_Objective_
List each line in which the string "CORPORATION" appears.

_The input_
╔══

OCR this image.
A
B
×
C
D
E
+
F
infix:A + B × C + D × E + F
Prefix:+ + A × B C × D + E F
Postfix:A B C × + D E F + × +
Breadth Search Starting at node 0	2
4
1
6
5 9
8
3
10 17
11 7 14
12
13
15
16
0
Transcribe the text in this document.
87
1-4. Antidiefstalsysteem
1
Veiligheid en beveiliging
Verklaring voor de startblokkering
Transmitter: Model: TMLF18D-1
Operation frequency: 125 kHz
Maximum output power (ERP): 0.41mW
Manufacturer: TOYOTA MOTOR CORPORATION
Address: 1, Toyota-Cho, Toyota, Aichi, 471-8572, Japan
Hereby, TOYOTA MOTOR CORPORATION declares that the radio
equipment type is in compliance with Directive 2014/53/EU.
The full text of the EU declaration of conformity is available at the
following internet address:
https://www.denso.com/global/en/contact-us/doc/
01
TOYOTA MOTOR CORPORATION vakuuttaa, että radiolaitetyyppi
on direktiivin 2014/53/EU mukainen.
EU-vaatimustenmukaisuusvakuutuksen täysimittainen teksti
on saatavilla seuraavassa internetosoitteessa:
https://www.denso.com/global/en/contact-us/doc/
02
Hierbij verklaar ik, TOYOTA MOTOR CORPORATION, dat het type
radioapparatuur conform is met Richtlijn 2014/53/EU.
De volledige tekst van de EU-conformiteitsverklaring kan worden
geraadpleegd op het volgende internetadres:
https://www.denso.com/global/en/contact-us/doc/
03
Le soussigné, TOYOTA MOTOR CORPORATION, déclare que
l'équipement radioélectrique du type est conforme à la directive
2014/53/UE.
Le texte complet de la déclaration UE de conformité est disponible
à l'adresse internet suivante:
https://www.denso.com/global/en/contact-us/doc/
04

╚══

_Final answer_
Manufacturer: TOYOTA MOTOR CORPORATION
Hereby, TOYOTA MOTOR CORPORATION declares that the radio
TOYOTA MOTOR CORPORATION vakuuttaa, että radiolaitetyyppi
Hierbij verklaar ik, TOYOTA MOTOR CORPORATION, dat het type
Le soussigné, TOYOTA MOTOR CORPORATION, déclare que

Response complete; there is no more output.